BRIEF >>
Your task is to output all the records below, word for word.
======== SUPPLIED DATA
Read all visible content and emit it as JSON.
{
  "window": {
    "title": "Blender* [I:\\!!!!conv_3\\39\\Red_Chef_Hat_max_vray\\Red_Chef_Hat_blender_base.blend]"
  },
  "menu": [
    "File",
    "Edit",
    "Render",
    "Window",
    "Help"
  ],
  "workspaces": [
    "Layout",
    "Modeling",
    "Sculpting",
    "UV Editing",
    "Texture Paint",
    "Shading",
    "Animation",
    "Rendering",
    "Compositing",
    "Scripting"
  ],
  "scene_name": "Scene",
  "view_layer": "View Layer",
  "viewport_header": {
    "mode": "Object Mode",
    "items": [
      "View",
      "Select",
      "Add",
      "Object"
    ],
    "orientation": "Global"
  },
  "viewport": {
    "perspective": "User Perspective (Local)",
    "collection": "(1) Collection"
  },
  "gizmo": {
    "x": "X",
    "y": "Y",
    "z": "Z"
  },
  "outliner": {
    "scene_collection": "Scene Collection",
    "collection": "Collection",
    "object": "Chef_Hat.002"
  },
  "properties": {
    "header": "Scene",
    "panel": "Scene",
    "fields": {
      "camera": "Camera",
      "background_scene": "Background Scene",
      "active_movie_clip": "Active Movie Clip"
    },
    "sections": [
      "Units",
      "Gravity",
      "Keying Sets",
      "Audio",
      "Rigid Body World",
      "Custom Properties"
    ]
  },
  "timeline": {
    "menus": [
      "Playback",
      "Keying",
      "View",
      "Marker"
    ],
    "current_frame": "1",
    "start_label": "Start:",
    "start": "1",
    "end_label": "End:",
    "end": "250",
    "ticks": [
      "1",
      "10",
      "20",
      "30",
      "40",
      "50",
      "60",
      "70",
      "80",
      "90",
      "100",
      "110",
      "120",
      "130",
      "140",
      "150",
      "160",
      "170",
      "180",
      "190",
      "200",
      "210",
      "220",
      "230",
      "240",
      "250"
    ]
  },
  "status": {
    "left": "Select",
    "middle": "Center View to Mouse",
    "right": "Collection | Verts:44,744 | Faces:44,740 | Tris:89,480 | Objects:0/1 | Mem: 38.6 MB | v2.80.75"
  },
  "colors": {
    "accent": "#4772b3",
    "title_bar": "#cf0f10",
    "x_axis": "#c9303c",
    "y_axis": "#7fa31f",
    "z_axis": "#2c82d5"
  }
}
================
RESPONSE TO THE TASK >>
Read all visible content and emit it as JSON.
{
  "window": {
    "title": "Blender* [I:\\!!!!conv_3\\39\\Red_Chef_Hat_max_vray\\Red_Chef_Hat_blender_base.blend]"
  },
  "menu": [
    "File",
    "Edit",
    "Render",
    "Window",
    "Help"
  ],
  "workspaces": [
    "Layout",
    "Modeling",
    "Sculpting",
    "UV Editing",
    "Texture Paint",
    "Shading",
    "Animation",
    "Rendering",
    "Compositing",
    "Scripting"
  ],
  "scene_name": "Scene",
  "view_layer": "View Layer",
  "viewport_header": {
    "mode": "Object Mode",
    "items": [
      "View",
      "Select",
      "Add",
      "Object"
    ],
    "orientation": "Global"
  },
  "viewport": {
    "perspective": "User Perspective (Local)",
    "collection": "(1) Collection"
  },
  "gizmo": {
    "x": "X",
    "y": "Y",
    "z": "Z"
  },
  "outliner": {
    "scene_collection": "Scene Collection",
    "collection": "Collection",
    "object": "Chef_Hat.002"
  },
  "properties": {
    "header": "Scene",
    "panel": "Scene",
    "fields": {
      "camera": "Camera",
      "background_scene": "Background Scene",
      "active_movie_clip": "Active Movie Clip"
    },
    "sections": [
      "Units",
      "Gravity",
      "Keying Sets",
      "Audio",
      "Rigid Body World",
      "Custom Properties"
    ]
  },
  "timeline": {
    "menus": [
      "Playback",
      "Keying",
      "View",
      "Marker"
    ],
    "current_frame": "1",
    "start_label": "Start:",
    "start": "1",
    "end_label": "End:",
    "end": "250",
    "ticks": [
      "1",
      "10",
      "20",
      "30",
      "40",
      "50",
      "60",
      "70",
      "80",
      "90",
      "100",
      "110",
      "120",
      "130",
      "140",
      "150",
      "160",
      "170",
      "180",
      "190",
      "200",
      "210",
      "220",
      "230",
      "240",
      "250"
    ]
  },
  "status": {
    "left": "Select",
    "middle": "Center View to Mouse",
    "right": "Collection | Verts:44,744 | Faces:44,740 | Tris:89,480 | Objects:0/1 | Mem: 38.6 MB | v2.80.75"
  },
  "colors": {
    "accent": "#4772b3",
    "title_bar": "#cf0f10",
    "x_axis": "#c9303c",
    "y_axis": "#7fa31f",
    "z_axis": "#2c82d5"
  }
}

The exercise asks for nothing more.